What to produce
Quote the listing below in its entirety.

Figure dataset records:
-- Start --

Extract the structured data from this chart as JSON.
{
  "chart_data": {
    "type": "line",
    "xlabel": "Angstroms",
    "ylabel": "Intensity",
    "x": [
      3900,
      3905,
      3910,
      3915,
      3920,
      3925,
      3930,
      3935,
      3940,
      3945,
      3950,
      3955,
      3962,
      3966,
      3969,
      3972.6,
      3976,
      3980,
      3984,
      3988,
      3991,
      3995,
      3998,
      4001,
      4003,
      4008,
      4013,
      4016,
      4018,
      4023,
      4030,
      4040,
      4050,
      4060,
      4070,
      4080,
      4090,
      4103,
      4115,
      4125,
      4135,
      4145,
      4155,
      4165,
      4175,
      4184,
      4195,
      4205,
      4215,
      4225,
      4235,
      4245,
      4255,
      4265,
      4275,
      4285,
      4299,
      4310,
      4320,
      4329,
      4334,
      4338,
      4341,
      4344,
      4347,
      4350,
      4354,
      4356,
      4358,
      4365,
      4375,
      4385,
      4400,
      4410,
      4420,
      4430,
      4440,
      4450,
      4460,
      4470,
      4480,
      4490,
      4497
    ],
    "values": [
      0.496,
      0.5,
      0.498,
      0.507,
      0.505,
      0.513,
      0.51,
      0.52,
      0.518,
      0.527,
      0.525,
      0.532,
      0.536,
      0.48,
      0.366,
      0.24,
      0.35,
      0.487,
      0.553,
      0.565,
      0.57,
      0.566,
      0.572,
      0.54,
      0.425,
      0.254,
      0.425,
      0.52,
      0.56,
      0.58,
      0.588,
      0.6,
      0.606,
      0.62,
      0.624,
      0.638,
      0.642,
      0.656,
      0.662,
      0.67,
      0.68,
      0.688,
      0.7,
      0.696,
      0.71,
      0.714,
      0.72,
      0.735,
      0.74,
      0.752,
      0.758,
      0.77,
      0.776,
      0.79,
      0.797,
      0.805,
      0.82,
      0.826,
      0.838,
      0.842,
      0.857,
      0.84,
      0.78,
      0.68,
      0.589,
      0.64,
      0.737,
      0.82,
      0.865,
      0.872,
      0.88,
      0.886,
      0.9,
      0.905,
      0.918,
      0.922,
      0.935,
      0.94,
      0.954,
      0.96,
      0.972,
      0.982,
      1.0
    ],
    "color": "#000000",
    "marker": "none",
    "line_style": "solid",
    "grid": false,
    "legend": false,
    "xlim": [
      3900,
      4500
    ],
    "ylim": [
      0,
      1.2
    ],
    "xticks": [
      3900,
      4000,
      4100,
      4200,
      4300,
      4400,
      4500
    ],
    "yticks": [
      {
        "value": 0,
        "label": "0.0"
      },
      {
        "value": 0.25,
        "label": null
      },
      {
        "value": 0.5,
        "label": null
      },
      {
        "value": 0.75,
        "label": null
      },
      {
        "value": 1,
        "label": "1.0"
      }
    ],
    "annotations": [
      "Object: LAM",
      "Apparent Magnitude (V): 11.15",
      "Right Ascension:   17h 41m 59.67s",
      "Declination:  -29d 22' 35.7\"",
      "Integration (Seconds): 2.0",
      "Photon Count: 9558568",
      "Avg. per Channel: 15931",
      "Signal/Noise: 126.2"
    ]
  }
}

-- End --

Response to the task
Extract the structured data from this chart as JSON.
{
  "chart_data": {
    "type": "line",
    "xlabel": "Angstroms",
    "ylabel": "Intensity",
    "x": [
      3900,
      3905,
      3910,
      3915,
      3920,
      3925,
      3930,
      3935,
      3940,
      3945,
      3950,
      3955,
      3962,
      3966,
      3969,
      3972.6,
      3976,
      3980,
      3984,
      3988,
      3991,
      3995,
      3998,
      4001,
      4003,
      4008,
      4013,
      4016,
      4018,
      4023,
      4030,
      4040,
      4050,
      4060,
      4070,
      4080,
      4090,
      4103,
      4115,
      4125,
      4135,
      4145,
      4155,
      4165,
      4175,
      4184,
      4195,
      4205,
      4215,
      4225,
      4235,
      4245,
      4255,
      4265,
      4275,
      4285,
      4299,
      4310,
      4320,
      4329,
      4334,
      4338,
      4341,
      4344,
      4347,
      4350,
      4354,
      4356,
      4358,
      4365,
      4375,
      4385,
      4400,
      4410,
      4420,
      4430,
      4440,
      4450,
      4460,
      4470,
      4480,
      4490,
      4497
    ],
    "values": [
      0.496,
      0.5,
      0.498,
      0.507,
      0.505,
      0.513,
      0.51,
      0.52,
      0.518,
      0.527,
      0.525,
      0.532,
      0.536,
      0.48,
      0.366,
      0.24,
      0.35,
      0.487,
      0.553,
      0.565,
      0.57,
      0.566,
      0.572,
      0.54,
      0.425,
      0.254,
      0.425,
      0.52,
      0.56,
      0.58,
      0.588,
      0.6,
      0.606,
      0.62,
      0.624,
      0.638,
      0.642,
      0.656,
      0.662,
      0.67,
      0.68,
      0.688,
      0.7,
      0.696,
      0.71,
      0.714,
      0.72,
      0.735,
      0.74,
      0.752,
      0.758,
      0.77,
      0.776,
      0.79,
      0.797,
      0.805,
      0.82,
      0.826,
      0.838,
      0.842,
      0.857,
      0.84,
      0.78,
      0.68,
      0.589,
      0.64,
      0.737,
      0.82,
      0.865,
      0.872,
      0.88,
      0.886,
      0.9,
      0.905,
      0.918,
      0.922,
      0.935,
      0.94,
      0.954,
      0.96,
      0.972,
      0.982,
      1.0
    ],
    "color": "#000000",
    "marker": "none",
    "line_style": "solid",
    "grid": false,
    "legend": false,
    "xlim": [
      3900,
      4500
    ],
    "ylim": [
      0,
      1.2
    ],
    "xticks": [
      3900,
      4000,
      4100,
      4200,
      4300,
      4400,
      4500
    ],
    "yticks": [
      {
        "value": 0,
        "label": "0.0"
      },
      {
        "value": 0.25,
        "label": null
      },
      {
        "value": 0.5,
        "label": null
      },
      {
        "value": 0.75,
        "label": null
      },
      {
        "value": 1,
        "label": "1.0"
      }
    ],
    "annotations": [
      "Object: LAM",
      "Apparent Magnitude (V): 11.15",
      "Right Ascension:   17h 41m 59.67s",
      "Declination:  -29d 22' 35.7\"",
      "Integration (Seconds): 2.0",
      "Photon Count: 9558568",
      "Avg. per Channel: 15931",
      "Signal/Noise: 126.2"
    ]
  }
}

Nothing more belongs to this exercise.